- Requirement
What is needed here is an exact copy of every entry.

● ● ● ●

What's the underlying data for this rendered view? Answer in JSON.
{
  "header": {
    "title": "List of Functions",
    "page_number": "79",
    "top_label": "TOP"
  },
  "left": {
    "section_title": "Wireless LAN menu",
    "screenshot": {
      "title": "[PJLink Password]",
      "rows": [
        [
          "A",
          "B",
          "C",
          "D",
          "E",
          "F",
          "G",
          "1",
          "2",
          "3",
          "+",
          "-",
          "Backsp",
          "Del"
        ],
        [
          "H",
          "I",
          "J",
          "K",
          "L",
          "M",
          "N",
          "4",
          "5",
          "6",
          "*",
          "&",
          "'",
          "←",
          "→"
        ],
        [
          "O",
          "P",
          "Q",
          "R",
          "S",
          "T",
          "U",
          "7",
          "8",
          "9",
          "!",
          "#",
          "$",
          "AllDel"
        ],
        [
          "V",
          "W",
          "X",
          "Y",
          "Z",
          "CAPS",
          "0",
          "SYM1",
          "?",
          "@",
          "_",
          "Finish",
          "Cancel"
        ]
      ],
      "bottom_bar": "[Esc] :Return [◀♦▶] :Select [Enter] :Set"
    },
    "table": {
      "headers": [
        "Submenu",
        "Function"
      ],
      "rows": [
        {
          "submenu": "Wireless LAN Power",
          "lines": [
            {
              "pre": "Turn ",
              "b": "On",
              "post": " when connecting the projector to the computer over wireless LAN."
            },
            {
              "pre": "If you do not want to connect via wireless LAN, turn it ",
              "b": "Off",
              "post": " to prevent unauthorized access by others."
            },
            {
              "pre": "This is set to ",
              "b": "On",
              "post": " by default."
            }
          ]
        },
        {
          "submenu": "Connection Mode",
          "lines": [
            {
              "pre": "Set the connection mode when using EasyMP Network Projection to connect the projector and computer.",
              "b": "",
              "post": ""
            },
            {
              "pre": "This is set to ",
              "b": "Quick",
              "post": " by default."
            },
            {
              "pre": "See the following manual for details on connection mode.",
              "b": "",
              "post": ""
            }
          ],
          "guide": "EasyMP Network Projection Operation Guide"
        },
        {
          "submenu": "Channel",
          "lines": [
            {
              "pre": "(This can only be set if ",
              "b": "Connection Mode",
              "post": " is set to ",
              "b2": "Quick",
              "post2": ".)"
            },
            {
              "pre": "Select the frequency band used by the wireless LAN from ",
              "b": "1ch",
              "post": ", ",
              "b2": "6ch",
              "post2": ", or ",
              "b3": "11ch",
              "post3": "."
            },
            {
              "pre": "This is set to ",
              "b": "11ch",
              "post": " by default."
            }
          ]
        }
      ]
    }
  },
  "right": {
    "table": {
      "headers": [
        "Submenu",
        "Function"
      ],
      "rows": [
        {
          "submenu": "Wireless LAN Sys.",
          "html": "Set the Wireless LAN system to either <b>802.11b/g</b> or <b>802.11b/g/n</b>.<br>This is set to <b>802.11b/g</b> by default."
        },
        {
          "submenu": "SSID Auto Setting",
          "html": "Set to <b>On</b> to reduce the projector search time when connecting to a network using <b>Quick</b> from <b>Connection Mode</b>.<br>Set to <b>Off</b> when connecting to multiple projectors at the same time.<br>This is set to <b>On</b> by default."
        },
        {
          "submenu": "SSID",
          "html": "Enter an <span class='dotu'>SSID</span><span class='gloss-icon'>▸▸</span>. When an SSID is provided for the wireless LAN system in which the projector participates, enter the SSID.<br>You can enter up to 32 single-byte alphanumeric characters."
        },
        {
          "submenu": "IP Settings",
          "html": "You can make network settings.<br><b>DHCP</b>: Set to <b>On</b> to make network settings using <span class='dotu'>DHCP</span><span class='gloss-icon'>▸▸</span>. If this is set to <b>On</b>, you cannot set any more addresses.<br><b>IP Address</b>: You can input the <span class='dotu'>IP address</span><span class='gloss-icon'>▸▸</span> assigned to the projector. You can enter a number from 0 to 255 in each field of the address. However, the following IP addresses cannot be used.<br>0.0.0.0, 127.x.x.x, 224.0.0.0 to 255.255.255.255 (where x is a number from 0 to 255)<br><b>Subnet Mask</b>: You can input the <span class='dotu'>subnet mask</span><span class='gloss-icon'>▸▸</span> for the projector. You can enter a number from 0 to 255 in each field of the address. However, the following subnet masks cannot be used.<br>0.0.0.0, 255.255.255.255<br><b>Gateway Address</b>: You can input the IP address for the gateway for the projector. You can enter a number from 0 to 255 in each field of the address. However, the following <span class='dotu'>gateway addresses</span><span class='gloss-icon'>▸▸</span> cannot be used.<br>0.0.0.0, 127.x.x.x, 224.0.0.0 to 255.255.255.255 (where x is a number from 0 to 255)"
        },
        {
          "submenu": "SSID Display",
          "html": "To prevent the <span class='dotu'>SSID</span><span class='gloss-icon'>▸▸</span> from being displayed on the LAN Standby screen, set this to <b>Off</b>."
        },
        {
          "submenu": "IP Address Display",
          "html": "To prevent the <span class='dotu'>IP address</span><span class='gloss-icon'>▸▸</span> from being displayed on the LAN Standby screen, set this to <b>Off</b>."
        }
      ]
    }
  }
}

● ● ● ●

- Correct response
What's the underlying data for this rendered view? Answer in JSON.
{
  "header": {
    "title": "List of Functions",
    "page_number": "79",
    "top_label": "TOP"
  },
  "left": {
    "section_title": "Wireless LAN menu",
    "screenshot": {
      "title": "[PJLink Password]",
      "rows": [
        [
          "A",
          "B",
          "C",
          "D",
          "E",
          "F",
          "G",
          "1",
          "2",
          "3",
          "+",
          "-",
          "Backsp",
          "Del"
        ],
        [
          "H",
          "I",
          "J",
          "K",
          "L",
          "M",
          "N",
          "4",
          "5",
          "6",
          "*",
          "&",
          "'",
          "←",
          "→"
        ],
        [
          "O",
          "P",
          "Q",
          "R",
          "S",
          "T",
          "U",
          "7",
          "8",
          "9",
          "!",
          "#",
          "$",
          "AllDel"
        ],
        [
          "V",
          "W",
          "X",
          "Y",
          "Z",
          "CAPS",
          "0",
          "SYM1",
          "?",
          "@",
          "_",
          "Finish",
          "Cancel"
        ]
      ],
      "bottom_bar": "[Esc] :Return [◀♦▶] :Select [Enter] :Set"
    },
    "table": {
      "headers": [
        "Submenu",
        "Function"
      ],
      "rows": [
        {
          "submenu": "Wireless LAN Power",
          "lines": [
            {
              "pre": "Turn ",
              "b": "On",
              "post": " when connecting the projector to the computer over wireless LAN."
            },
            {
              "pre": "If you do not want to connect via wireless LAN, turn it ",
              "b": "Off",
              "post": " to prevent unauthorized access by others."
            },
            {
              "pre": "This is set to ",
              "b": "On",
              "post": " by default."
            }
          ]
        },
        {
          "submenu": "Connection Mode",
          "lines": [
            {
              "pre": "Set the connection mode when using EasyMP Network Projection to connect the projector and computer.",
              "b": "",
              "post": ""
            },
            {
              "pre": "This is set to ",
              "b": "Quick",
              "post": " by default."
            },
            {
              "pre": "See the following manual for details on connection mode.",
              "b": "",
              "post": ""
            }
          ],
          "guide": "EasyMP Network Projection Operation Guide"
        },
        {
          "submenu": "Channel",
          "lines": [
            {
              "pre": "(This can only be set if ",
              "b": "Connection Mode",
              "post": " is set to ",
              "b2": "Quick",
              "post2": ".)"
            },
            {
              "pre": "Select the frequency band used by the wireless LAN from ",
              "b": "1ch",
              "post": ", ",
              "b2": "6ch",
              "post2": ", or ",
              "b3": "11ch",
              "post3": "."
            },
            {
              "pre": "This is set to ",
              "b": "11ch",
              "post": " by default."
            }
          ]
        }
      ]
    }
  },
  "right": {
    "table": {
      "headers": [
        "Submenu",
        "Function"
      ],
      "rows": [
        {
          "submenu": "Wireless LAN Sys.",
          "html": "Set the Wireless LAN system to either <b>802.11b/g</b> or <b>802.11b/g/n</b>.<br>This is set to <b>802.11b/g</b> by default."
        },
        {
          "submenu": "SSID Auto Setting",
          "html": "Set to <b>On</b> to reduce the projector search time when connecting to a network using <b>Quick</b> from <b>Connection Mode</b>.<br>Set to <b>Off</b> when connecting to multiple projectors at the same time.<br>This is set to <b>On</b> by default."
        },
        {
          "submenu": "SSID",
          "html": "Enter an <span class='dotu'>SSID</span><span class='gloss-icon'>▸▸</span>. When an SSID is provided for the wireless LAN system in which the projector participates, enter the SSID.<br>You can enter up to 32 single-byte alphanumeric characters."
        },
        {
          "submenu": "IP Settings",
          "html": "You can make network settings.<br><b>DHCP</b>: Set to <b>On</b> to make network settings using <span class='dotu'>DHCP</span><span class='gloss-icon'>▸▸</span>. If this is set to <b>On</b>, you cannot set any more addresses.<br><b>IP Address</b>: You can input the <span class='dotu'>IP address</span><span class='gloss-icon'>▸▸</span> assigned to the projector. You can enter a number from 0 to 255 in each field of the address. However, the following IP addresses cannot be used.<br>0.0.0.0, 127.x.x.x, 224.0.0.0 to 255.255.255.255 (where x is a number from 0 to 255)<br><b>Subnet Mask</b>: You can input the <span class='dotu'>subnet mask</span><span class='gloss-icon'>▸▸</span> for the projector. You can enter a number from 0 to 255 in each field of the address. However, the following subnet masks cannot be used.<br>0.0.0.0, 255.255.255.255<br><b>Gateway Address</b>: You can input the IP address for the gateway for the projector. You can enter a number from 0 to 255 in each field of the address. However, the following <span class='dotu'>gateway addresses</span><span class='gloss-icon'>▸▸</span> cannot be used.<br>0.0.0.0, 127.x.x.x, 224.0.0.0 to 255.255.255.255 (where x is a number from 0 to 255)"
        },
        {
          "submenu": "SSID Display",
          "html": "To prevent the <span class='dotu'>SSID</span><span class='gloss-icon'>▸▸</span> from being displayed on the LAN Standby screen, set this to <b>Off</b>."
        },
        {
          "submenu": "IP Address Display",
          "html": "To prevent the <span class='dotu'>IP address</span><span class='gloss-icon'>▸▸</span> from being displayed on the LAN Standby screen, set this to <b>Off</b>."
        }
      ]
    }
  }
}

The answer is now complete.